WRITTEN EXERCISE: Search the records for the word "screenshot" and report each line that has it.
>> start THE DATA
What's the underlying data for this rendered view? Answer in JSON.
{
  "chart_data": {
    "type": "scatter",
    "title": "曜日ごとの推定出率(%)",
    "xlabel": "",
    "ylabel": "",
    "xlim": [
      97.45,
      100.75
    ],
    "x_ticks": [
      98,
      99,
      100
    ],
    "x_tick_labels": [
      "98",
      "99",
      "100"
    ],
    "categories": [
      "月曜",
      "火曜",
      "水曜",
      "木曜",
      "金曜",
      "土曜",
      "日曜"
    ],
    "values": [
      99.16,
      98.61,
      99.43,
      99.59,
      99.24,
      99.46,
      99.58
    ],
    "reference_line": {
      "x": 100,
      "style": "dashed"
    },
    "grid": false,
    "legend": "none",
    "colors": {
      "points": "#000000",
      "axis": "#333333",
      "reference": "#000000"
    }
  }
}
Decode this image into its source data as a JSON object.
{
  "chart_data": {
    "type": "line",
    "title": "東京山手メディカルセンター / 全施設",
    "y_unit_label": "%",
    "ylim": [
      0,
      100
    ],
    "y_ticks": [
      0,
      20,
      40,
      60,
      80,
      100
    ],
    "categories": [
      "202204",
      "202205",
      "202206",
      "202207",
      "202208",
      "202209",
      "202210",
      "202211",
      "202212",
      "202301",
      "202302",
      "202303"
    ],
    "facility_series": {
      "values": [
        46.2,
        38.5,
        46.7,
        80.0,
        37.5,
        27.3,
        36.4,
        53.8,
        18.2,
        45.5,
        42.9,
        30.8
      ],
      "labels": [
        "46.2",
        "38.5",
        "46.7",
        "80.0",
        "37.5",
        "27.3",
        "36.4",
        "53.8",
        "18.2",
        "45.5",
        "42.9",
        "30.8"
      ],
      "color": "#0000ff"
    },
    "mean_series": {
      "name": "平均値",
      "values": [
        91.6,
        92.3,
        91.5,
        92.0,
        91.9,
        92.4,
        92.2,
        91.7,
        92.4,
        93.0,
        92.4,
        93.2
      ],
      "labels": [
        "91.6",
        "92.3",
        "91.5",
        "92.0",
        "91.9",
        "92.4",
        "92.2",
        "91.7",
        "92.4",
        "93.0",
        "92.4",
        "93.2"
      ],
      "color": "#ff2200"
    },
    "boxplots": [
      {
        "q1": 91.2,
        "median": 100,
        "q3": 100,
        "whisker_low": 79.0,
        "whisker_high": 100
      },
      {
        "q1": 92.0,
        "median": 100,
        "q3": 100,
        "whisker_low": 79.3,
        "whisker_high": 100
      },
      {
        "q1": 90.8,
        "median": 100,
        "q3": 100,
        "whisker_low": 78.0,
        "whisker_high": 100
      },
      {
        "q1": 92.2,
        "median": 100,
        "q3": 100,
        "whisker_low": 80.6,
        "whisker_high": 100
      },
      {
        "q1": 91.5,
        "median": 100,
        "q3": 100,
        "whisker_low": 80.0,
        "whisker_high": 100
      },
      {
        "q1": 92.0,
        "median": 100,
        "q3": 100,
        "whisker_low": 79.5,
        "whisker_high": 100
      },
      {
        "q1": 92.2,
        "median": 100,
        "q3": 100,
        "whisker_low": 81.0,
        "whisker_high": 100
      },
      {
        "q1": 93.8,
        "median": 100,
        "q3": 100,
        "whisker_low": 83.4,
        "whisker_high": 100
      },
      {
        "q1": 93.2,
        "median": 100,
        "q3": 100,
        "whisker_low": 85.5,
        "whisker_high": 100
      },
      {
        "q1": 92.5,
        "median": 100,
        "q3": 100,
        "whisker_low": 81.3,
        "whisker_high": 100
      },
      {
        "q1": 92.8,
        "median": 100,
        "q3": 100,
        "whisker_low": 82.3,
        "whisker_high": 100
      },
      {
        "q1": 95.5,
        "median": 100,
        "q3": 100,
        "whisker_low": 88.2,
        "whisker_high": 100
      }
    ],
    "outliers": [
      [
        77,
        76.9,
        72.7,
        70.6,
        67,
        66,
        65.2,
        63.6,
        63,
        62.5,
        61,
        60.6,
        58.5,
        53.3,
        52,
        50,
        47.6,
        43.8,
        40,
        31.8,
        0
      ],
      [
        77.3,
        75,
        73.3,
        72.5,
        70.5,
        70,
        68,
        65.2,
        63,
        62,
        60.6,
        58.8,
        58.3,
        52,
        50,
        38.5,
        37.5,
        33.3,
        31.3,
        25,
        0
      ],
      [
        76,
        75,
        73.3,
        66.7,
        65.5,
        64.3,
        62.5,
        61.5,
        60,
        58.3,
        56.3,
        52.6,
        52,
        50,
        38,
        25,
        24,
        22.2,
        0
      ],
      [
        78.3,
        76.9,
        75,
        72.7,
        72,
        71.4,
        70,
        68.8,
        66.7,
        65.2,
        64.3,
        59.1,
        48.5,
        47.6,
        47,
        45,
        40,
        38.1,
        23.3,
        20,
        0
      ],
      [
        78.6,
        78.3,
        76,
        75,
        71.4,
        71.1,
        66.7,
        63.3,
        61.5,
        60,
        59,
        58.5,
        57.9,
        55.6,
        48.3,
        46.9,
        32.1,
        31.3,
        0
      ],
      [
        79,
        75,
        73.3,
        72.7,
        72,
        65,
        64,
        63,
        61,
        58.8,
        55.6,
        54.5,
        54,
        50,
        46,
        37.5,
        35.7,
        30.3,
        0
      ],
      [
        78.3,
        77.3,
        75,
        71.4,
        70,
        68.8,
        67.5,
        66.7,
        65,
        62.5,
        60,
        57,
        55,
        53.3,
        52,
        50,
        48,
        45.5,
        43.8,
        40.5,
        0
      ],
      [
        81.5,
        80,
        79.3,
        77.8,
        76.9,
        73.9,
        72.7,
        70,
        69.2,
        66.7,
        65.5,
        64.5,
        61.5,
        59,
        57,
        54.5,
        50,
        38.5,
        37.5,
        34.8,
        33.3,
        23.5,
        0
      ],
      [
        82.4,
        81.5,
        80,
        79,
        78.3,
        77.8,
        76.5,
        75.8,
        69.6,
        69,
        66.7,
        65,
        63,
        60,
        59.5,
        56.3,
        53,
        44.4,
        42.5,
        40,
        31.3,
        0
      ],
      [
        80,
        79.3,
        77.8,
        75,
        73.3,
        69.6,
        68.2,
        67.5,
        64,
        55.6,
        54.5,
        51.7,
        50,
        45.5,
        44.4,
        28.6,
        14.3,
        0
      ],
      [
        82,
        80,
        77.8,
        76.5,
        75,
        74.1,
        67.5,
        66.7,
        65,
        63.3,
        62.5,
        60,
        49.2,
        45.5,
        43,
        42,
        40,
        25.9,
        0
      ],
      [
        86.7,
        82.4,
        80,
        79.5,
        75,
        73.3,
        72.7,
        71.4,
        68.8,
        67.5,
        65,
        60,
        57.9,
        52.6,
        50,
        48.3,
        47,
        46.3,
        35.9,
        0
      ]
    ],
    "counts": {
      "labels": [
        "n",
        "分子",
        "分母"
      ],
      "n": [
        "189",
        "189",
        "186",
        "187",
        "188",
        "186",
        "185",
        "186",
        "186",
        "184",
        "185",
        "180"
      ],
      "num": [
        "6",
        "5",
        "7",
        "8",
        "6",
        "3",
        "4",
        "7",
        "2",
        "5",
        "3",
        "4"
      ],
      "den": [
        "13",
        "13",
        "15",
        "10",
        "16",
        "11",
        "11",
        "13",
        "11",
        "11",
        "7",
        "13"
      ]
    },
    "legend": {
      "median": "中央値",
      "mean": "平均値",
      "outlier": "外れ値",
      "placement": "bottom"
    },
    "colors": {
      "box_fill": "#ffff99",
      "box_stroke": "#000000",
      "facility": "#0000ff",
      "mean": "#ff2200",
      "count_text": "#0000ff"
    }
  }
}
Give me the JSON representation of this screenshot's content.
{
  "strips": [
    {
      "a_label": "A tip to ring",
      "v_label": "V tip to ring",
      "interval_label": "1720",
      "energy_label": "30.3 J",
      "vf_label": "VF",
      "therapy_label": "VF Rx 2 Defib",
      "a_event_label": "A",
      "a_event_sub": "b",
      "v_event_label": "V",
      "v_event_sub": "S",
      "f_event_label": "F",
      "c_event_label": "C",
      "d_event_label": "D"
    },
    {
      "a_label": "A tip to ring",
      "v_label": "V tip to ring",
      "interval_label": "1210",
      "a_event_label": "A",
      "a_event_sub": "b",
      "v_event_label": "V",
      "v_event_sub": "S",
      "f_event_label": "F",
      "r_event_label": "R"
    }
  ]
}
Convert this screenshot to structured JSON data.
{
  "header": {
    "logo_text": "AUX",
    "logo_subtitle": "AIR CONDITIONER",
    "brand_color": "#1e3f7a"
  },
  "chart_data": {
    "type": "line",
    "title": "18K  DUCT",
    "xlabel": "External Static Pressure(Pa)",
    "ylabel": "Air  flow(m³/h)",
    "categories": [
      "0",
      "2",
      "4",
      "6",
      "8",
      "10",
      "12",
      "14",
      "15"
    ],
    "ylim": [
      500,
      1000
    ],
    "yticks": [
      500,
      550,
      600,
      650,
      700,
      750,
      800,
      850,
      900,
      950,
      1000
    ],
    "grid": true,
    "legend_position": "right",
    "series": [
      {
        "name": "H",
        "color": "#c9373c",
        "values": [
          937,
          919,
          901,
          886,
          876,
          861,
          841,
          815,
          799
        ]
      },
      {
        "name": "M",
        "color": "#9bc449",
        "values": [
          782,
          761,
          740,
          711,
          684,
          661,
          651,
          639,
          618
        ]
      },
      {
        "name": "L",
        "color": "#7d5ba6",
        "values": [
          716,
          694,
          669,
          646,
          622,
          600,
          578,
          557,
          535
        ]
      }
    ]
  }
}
>> end THE DATA
RESULT OF THIS EXERCISE:
Give me the JSON representation of this screenshot's content.
Convert this screenshot to structured JSON data.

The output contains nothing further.